Once the images are removed, set down everything else in the listing below exactly.
++++++++++++++++++++
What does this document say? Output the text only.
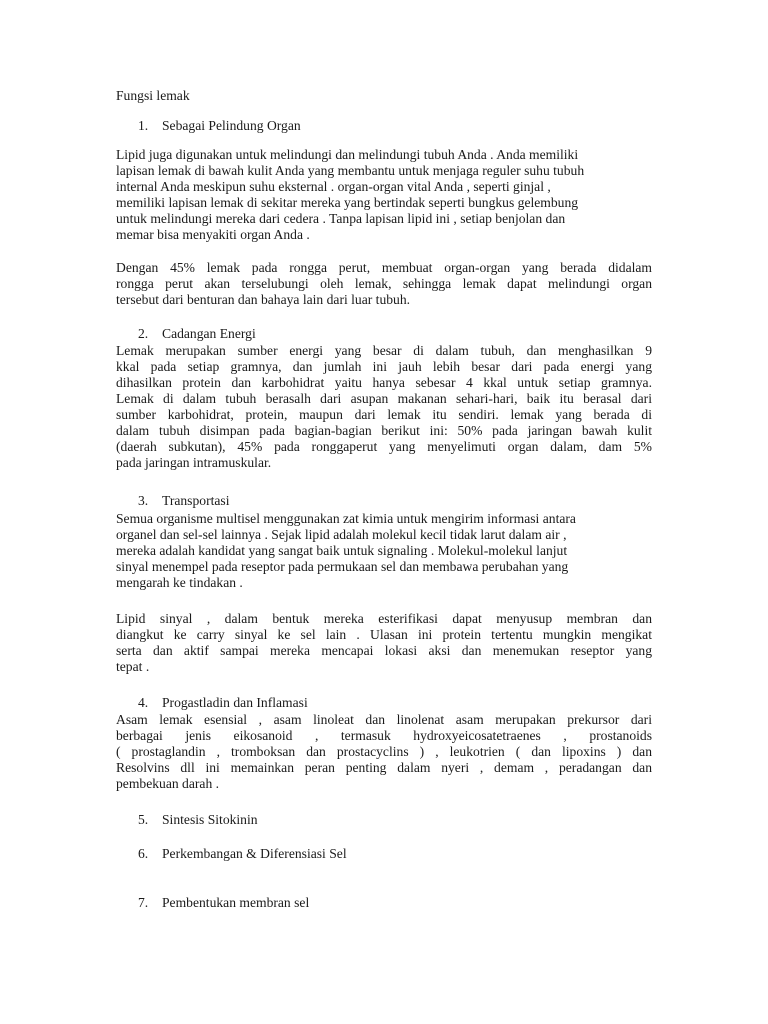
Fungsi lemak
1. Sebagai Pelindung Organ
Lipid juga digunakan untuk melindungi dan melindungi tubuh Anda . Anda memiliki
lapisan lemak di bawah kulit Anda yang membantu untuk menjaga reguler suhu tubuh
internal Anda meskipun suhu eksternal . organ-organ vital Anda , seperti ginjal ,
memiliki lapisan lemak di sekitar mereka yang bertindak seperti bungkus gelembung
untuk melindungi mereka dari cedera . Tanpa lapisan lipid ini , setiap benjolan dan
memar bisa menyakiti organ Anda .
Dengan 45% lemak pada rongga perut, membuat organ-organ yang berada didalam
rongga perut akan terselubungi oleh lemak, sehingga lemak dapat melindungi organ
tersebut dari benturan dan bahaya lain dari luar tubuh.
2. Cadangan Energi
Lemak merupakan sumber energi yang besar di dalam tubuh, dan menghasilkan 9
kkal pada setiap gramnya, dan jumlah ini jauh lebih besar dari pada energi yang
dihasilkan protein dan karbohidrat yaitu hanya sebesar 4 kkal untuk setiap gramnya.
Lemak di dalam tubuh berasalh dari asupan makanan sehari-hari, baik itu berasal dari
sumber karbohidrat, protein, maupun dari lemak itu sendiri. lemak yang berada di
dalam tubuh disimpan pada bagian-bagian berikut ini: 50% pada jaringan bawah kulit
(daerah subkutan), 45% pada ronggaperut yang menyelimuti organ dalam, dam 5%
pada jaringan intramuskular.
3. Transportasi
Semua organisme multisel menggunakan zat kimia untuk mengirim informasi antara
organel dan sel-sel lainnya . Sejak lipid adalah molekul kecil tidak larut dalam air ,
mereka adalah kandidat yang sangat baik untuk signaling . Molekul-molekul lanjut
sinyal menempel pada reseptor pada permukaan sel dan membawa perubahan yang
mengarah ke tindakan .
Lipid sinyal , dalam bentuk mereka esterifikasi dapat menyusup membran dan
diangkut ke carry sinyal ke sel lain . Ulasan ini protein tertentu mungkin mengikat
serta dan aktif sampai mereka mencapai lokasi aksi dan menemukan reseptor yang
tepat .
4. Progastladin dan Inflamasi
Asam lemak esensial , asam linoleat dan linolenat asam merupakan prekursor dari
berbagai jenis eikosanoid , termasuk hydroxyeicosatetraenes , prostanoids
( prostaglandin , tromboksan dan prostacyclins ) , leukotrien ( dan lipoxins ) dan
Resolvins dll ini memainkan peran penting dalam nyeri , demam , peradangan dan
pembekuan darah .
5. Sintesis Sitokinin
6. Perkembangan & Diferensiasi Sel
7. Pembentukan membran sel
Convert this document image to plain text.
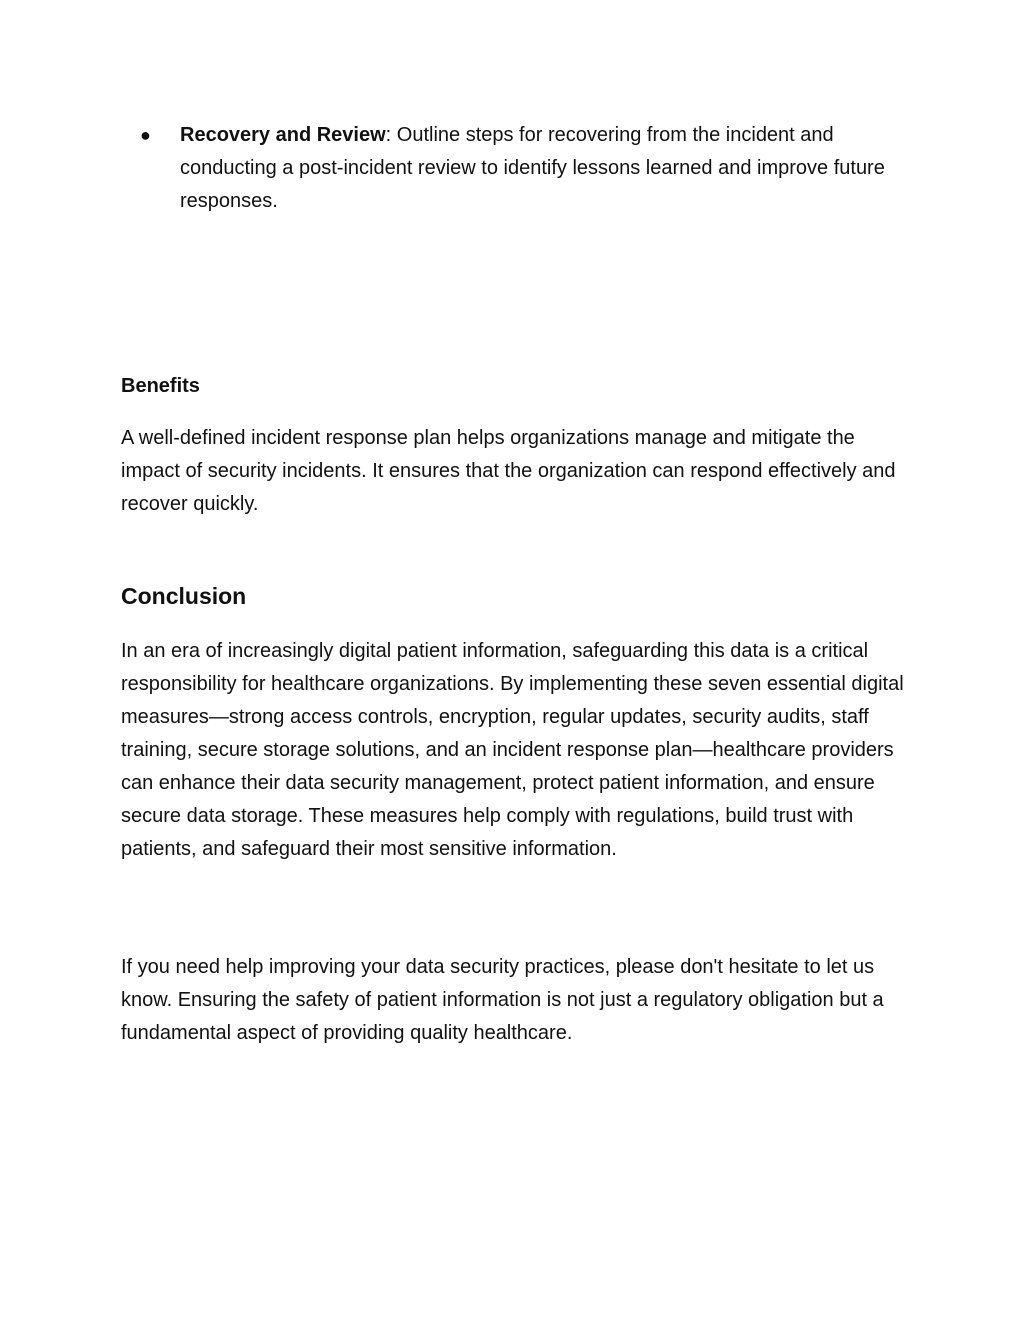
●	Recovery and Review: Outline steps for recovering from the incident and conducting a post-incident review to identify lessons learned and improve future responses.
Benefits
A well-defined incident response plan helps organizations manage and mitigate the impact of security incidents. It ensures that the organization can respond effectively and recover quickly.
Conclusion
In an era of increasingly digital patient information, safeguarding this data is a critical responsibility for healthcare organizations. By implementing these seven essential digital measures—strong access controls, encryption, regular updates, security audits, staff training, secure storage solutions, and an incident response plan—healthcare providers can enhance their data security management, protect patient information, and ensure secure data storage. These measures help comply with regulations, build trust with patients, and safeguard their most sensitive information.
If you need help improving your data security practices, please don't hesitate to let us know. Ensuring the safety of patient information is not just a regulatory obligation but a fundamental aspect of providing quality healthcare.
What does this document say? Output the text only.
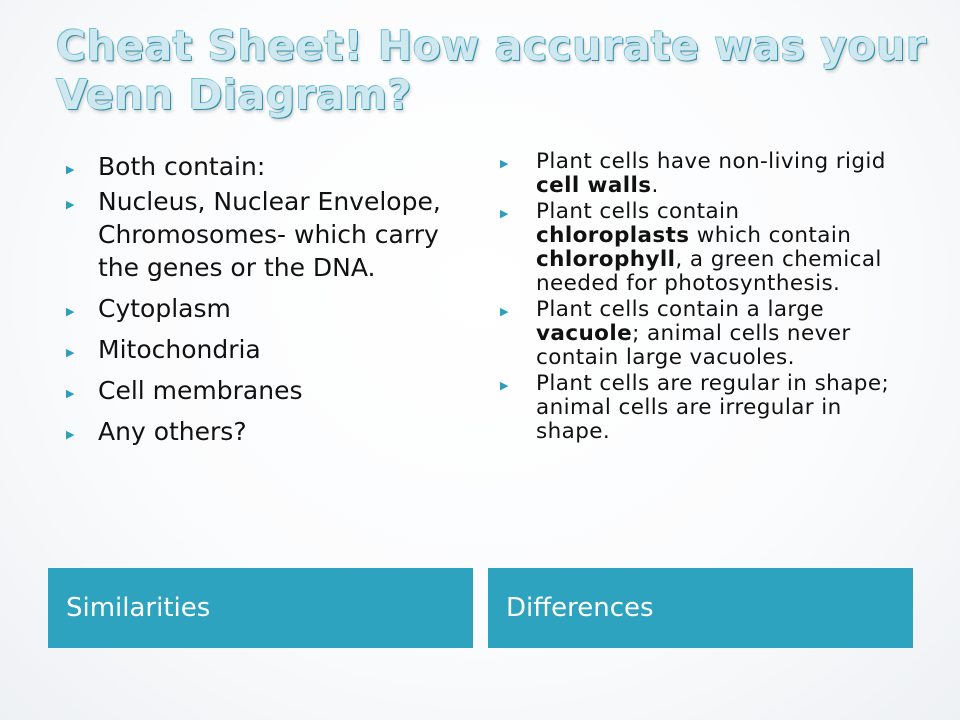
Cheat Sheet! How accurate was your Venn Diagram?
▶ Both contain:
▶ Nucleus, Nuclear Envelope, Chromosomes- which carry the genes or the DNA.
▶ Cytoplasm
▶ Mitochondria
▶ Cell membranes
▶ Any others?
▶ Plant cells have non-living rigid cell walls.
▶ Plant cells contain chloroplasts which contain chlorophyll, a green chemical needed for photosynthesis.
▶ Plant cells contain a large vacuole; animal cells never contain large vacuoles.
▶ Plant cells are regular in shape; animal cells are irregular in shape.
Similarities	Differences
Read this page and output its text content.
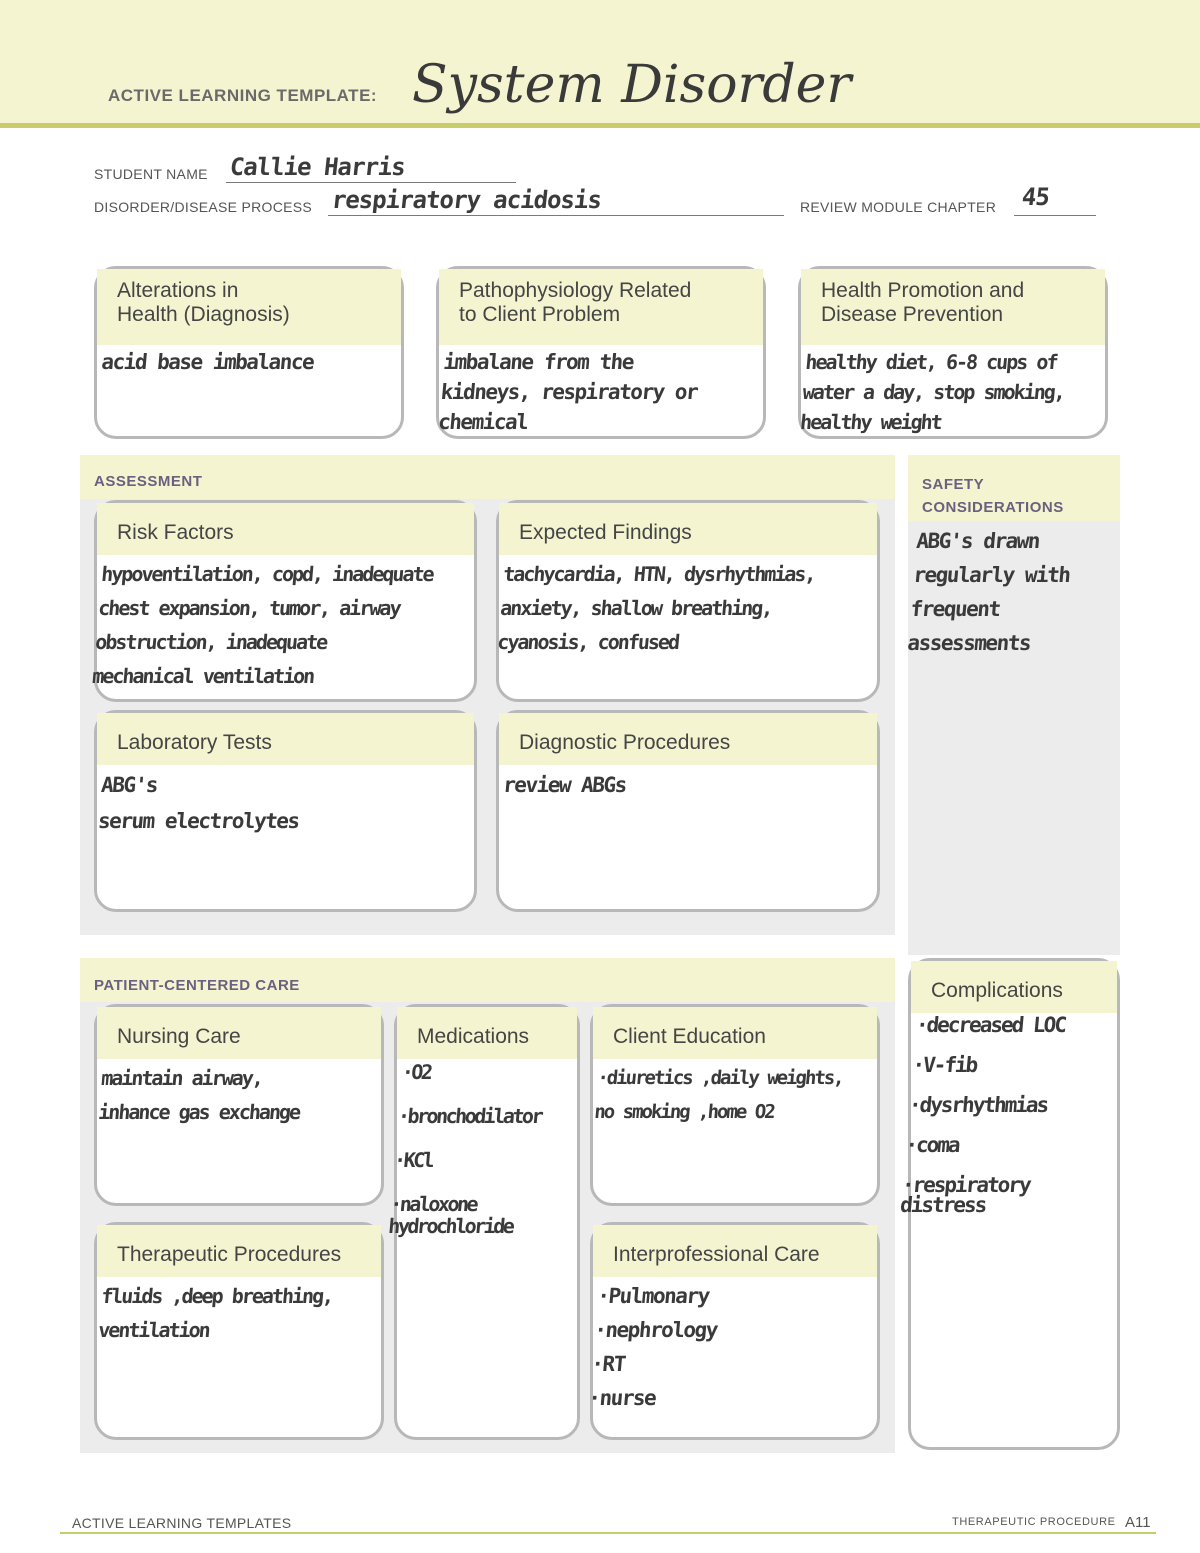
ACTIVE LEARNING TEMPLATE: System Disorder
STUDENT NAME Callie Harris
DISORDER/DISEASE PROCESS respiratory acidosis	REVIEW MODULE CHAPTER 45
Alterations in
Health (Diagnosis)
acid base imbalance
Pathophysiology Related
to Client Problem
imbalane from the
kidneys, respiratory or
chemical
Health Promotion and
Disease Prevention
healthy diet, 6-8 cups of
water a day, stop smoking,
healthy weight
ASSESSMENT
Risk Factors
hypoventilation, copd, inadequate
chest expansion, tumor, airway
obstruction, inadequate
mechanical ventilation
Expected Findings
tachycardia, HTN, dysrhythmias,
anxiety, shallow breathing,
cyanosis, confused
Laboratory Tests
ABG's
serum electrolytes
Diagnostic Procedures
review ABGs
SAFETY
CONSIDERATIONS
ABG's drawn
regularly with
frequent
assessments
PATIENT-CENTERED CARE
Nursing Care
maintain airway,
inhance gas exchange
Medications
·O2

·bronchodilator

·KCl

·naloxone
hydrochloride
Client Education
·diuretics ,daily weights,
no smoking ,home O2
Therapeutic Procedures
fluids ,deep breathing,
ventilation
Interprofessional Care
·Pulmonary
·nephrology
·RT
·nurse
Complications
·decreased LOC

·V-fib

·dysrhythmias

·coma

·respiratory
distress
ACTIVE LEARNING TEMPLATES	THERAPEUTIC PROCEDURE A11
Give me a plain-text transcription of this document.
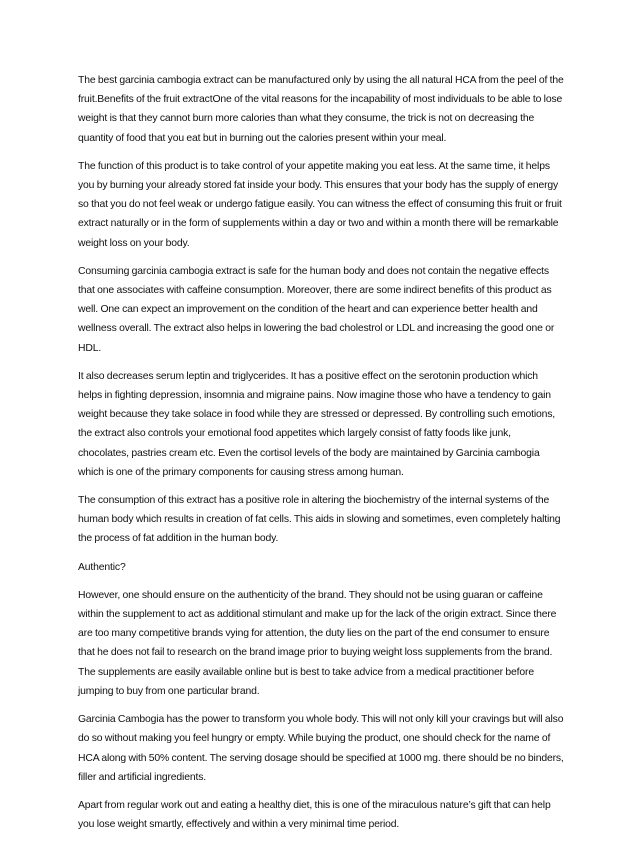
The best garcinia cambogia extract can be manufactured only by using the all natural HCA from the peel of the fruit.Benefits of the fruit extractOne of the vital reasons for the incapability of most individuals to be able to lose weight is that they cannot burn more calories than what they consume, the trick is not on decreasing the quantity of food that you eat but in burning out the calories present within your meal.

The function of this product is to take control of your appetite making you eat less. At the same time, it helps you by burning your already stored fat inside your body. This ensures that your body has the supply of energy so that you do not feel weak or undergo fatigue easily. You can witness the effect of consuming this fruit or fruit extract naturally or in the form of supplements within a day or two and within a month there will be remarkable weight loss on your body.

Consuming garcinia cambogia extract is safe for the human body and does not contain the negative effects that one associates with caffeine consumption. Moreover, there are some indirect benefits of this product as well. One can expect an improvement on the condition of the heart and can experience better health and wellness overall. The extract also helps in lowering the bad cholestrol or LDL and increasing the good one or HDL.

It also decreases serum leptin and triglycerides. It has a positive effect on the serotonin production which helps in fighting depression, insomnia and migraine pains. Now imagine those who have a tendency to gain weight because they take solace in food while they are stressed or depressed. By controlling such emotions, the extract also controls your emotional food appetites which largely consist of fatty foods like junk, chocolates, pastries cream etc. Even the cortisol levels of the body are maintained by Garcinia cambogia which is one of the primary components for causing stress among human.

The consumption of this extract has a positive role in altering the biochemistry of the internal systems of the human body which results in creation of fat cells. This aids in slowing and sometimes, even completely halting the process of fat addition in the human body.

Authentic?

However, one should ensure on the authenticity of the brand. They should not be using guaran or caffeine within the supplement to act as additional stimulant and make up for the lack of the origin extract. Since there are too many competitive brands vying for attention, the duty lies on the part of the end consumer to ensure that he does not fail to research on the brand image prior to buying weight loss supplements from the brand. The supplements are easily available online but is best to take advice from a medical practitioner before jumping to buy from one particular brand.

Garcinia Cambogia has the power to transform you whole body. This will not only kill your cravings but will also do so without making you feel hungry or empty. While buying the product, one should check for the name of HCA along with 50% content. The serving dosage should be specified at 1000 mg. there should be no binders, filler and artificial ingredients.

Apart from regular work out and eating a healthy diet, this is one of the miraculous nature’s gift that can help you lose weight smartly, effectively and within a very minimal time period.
++++++++++++++++++++
• Task answer:
What does this document say? Output the text only.
Fungsi lemak
1. Sebagai Pelindung Organ
Lipid juga digunakan untuk melindungi dan melindungi tubuh Anda . Anda memiliki
lapisan lemak di bawah kulit Anda yang membantu untuk menjaga reguler suhu tubuh
internal Anda meskipun suhu eksternal . organ-organ vital Anda , seperti ginjal ,
memiliki lapisan lemak di sekitar mereka yang bertindak seperti bungkus gelembung
untuk melindungi mereka dari cedera . Tanpa lapisan lipid ini , setiap benjolan dan
memar bisa menyakiti organ Anda .
Dengan 45% lemak pada rongga perut, membuat organ-organ yang berada didalam
rongga perut akan terselubungi oleh lemak, sehingga lemak dapat melindungi organ
tersebut dari benturan dan bahaya lain dari luar tubuh.
2. Cadangan Energi
Lemak merupakan sumber energi yang besar di dalam tubuh, dan menghasilkan 9
kkal pada setiap gramnya, dan jumlah ini jauh lebih besar dari pada energi yang
dihasilkan protein dan karbohidrat yaitu hanya sebesar 4 kkal untuk setiap gramnya.
Lemak di dalam tubuh berasalh dari asupan makanan sehari-hari, baik itu berasal dari
sumber karbohidrat, protein, maupun dari lemak itu sendiri. lemak yang berada di
dalam tubuh disimpan pada bagian-bagian berikut ini: 50% pada jaringan bawah kulit
(daerah subkutan), 45% pada ronggaperut yang menyelimuti organ dalam, dam 5%
pada jaringan intramuskular.
3. Transportasi
Semua organisme multisel menggunakan zat kimia untuk mengirim informasi antara
organel dan sel-sel lainnya . Sejak lipid adalah molekul kecil tidak larut dalam air ,
mereka adalah kandidat yang sangat baik untuk signaling . Molekul-molekul lanjut
sinyal menempel pada reseptor pada permukaan sel dan membawa perubahan yang
mengarah ke tindakan .
Lipid sinyal , dalam bentuk mereka esterifikasi dapat menyusup membran dan
diangkut ke carry sinyal ke sel lain . Ulasan ini protein tertentu mungkin mengikat
serta dan aktif sampai mereka mencapai lokasi aksi dan menemukan reseptor yang
tepat .
4. Progastladin dan Inflamasi
Asam lemak esensial , asam linoleat dan linolenat asam merupakan prekursor dari
berbagai jenis eikosanoid , termasuk hydroxyeicosatetraenes , prostanoids
( prostaglandin , tromboksan dan prostacyclins ) , leukotrien ( dan lipoxins ) dan
Resolvins dll ini memainkan peran penting dalam nyeri , demam , peradangan dan
pembekuan darah .
5. Sintesis Sitokinin
6. Perkembangan & Diferensiasi Sel
7. Pembentukan membran sel
Convert this document image to plain text.
●	Recovery and Review: Outline steps for recovering from the incident and conducting a post-incident review to identify lessons learned and improve future responses.
Benefits
A well-defined incident response plan helps organizations manage and mitigate the impact of security incidents. It ensures that the organization can respond effectively and recover quickly.
Conclusion
In an era of increasingly digital patient information, safeguarding this data is a critical responsibility for healthcare organizations. By implementing these seven essential digital measures—strong access controls, encryption, regular updates, security audits, staff training, secure storage solutions, and an incident response plan—healthcare providers can enhance their data security management, protect patient information, and ensure secure data storage. These measures help comply with regulations, build trust with patients, and safeguard their most sensitive information.
If you need help improving your data security practices, please don't hesitate to let us know. Ensuring the safety of patient information is not just a regulatory obligation but a fundamental aspect of providing quality healthcare.
What does this document say? Output the text only.
Cheat Sheet! How accurate was your Venn Diagram?
▶ Both contain:
▶ Nucleus, Nuclear Envelope, Chromosomes- which carry the genes or the DNA.
▶ Cytoplasm
▶ Mitochondria
▶ Cell membranes
▶ Any others?
▶ Plant cells have non-living rigid cell walls.
▶ Plant cells contain chloroplasts which contain chlorophyll, a green chemical needed for photosynthesis.
▶ Plant cells contain a large vacuole; animal cells never contain large vacuoles.
▶ Plant cells are regular in shape; animal cells are irregular in shape.
Similarities	Differences
Read this page and output its text content.
ACTIVE LEARNING TEMPLATE: System Disorder
STUDENT NAME Callie Harris
DISORDER/DISEASE PROCESS respiratory acidosis	REVIEW MODULE CHAPTER 45
Alterations in
Health (Diagnosis)
acid base imbalance
Pathophysiology Related
to Client Problem
imbalane from the
kidneys, respiratory or
chemical
Health Promotion and
Disease Prevention
healthy diet, 6-8 cups of
water a day, stop smoking,
healthy weight
ASSESSMENT
Risk Factors
hypoventilation, copd, inadequate
chest expansion, tumor, airway
obstruction, inadequate
mechanical ventilation
Expected Findings
tachycardia, HTN, dysrhythmias,
anxiety, shallow breathing,
cyanosis, confused
Laboratory Tests
ABG's
serum electrolytes
Diagnostic Procedures
review ABGs
SAFETY
CONSIDERATIONS
ABG's drawn
regularly with
frequent
assessments
PATIENT-CENTERED CARE
Nursing Care
maintain airway,
inhance gas exchange
Medications
·O2

·bronchodilator

·KCl

·naloxone
hydrochloride
Client Education
·diuretics ,daily weights,
no smoking ,home O2
Therapeutic Procedures
fluids ,deep breathing,
ventilation
Interprofessional Care
·Pulmonary
·nephrology
·RT
·nurse
Complications
·decreased LOC

·V-fib

·dysrhythmias

·coma

·respiratory
distress
ACTIVE LEARNING TEMPLATES	THERAPEUTIC PROCEDURE A11
Give me a plain-text transcription of this document.
The best garcinia cambogia extract can be manufactured only by using the all natural HCA from the peel of the fruit.Benefits of the fruit extractOne of the vital reasons for the incapability of most individuals to be able to lose weight is that they cannot burn more calories than what they consume, the trick is not on decreasing the quantity of food that you eat but in burning out the calories present within your meal.

The function of this product is to take control of your appetite making you eat less. At the same time, it helps you by burning your already stored fat inside your body. This ensures that your body has the supply of energy so that you do not feel weak or undergo fatigue easily. You can witness the effect of consuming this fruit or fruit extract naturally or in the form of supplements within a day or two and within a month there will be remarkable weight loss on your body.

Consuming garcinia cambogia extract is safe for the human body and does not contain the negative effects that one associates with caffeine consumption. Moreover, there are some indirect benefits of this product as well. One can expect an improvement on the condition of the heart and can experience better health and wellness overall. The extract also helps in lowering the bad cholestrol or LDL and increasing the good one or HDL.

It also decreases serum leptin and triglycerides. It has a positive effect on the serotonin production which helps in fighting depression, insomnia and migraine pains. Now imagine those who have a tendency to gain weight because they take solace in food while they are stressed or depressed. By controlling such emotions, the extract also controls your emotional food appetites which largely consist of fatty foods like junk, chocolates, pastries cream etc. Even the cortisol levels of the body are maintained by Garcinia cambogia which is one of the primary components for causing stress among human.

The consumption of this extract has a positive role in altering the biochemistry of the internal systems of the human body which results in creation of fat cells. This aids in slowing and sometimes, even completely halting the process of fat addition in the human body.

Authentic?

However, one should ensure on the authenticity of the brand. They should not be using guaran or caffeine within the supplement to act as additional stimulant and make up for the lack of the origin extract. Since there are too many competitive brands vying for attention, the duty lies on the part of the end consumer to ensure that he does not fail to research on the brand image prior to buying weight loss supplements from the brand. The supplements are easily available online but is best to take advice from a medical practitioner before jumping to buy from one particular brand.

Garcinia Cambogia has the power to transform you whole body. This will not only kill your cravings but will also do so without making you feel hungry or empty. While buying the product, one should check for the name of HCA along with 50% content. The serving dosage should be specified at 1000 mg. there should be no binders, filler and artificial ingredients.

Apart from regular work out and eating a healthy diet, this is one of the miraculous nature’s gift that can help you lose weight smartly, effectively and within a very minimal time period.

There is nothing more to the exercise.